» Work to be completed: Without skipping anything, write out each record below exactly.

[START OF Extracted data]

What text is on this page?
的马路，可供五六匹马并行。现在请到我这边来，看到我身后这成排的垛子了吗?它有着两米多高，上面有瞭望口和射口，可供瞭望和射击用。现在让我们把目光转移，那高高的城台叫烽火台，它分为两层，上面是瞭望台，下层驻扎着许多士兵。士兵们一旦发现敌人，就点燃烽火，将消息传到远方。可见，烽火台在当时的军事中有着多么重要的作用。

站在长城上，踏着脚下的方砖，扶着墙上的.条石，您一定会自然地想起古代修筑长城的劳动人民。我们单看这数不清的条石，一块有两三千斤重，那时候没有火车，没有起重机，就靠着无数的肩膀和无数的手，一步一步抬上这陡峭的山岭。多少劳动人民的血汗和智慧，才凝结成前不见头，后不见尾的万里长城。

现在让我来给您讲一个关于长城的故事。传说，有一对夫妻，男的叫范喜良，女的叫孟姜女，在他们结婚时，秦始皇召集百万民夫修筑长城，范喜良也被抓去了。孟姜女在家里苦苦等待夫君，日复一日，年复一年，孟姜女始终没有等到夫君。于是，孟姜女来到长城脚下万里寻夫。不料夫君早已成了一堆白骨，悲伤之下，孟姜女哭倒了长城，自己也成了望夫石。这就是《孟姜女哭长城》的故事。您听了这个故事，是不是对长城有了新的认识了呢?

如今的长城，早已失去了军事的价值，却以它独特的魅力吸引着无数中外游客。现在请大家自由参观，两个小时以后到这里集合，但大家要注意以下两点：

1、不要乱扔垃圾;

[END OF Extracted data]

» Correct response:
What text is on this page?
的马路，可供五六匹马并行。现在请到我这边来，看到我身后这成排的垛子了吗?它有着两米多高，上面有瞭望口和射口，可供瞭望和射击用。现在让我们把目光转移，那高高的城台叫烽火台，它分为两层，上面是瞭望台，下层驻扎着许多士兵。士兵们一旦发现敌人，就点燃烽火，将消息传到远方。可见，烽火台在当时的军事中有着多么重要的作用。

站在长城上，踏着脚下的方砖，扶着墙上的.条石，您一定会自然地想起古代修筑长城的劳动人民。我们单看这数不清的条石，一块有两三千斤重，那时候没有火车，没有起重机，就靠着无数的肩膀和无数的手，一步一步抬上这陡峭的山岭。多少劳动人民的血汗和智慧，才凝结成前不见头，后不见尾的万里长城。

现在让我来给您讲一个关于长城的故事。传说，有一对夫妻，男的叫范喜良，女的叫孟姜女，在他们结婚时，秦始皇召集百万民夫修筑长城，范喜良也被抓去了。孟姜女在家里苦苦等待夫君，日复一日，年复一年，孟姜女始终没有等到夫君。于是，孟姜女来到长城脚下万里寻夫。不料夫君早已成了一堆白骨，悲伤之下，孟姜女哭倒了长城，自己也成了望夫石。这就是《孟姜女哭长城》的故事。您听了这个故事，是不是对长城有了新的认识了呢?

如今的长城，早已失去了军事的价值，却以它独特的魅力吸引着无数中外游客。现在请大家自由参观，两个小时以后到这里集合，但大家要注意以下两点：

1、不要乱扔垃圾;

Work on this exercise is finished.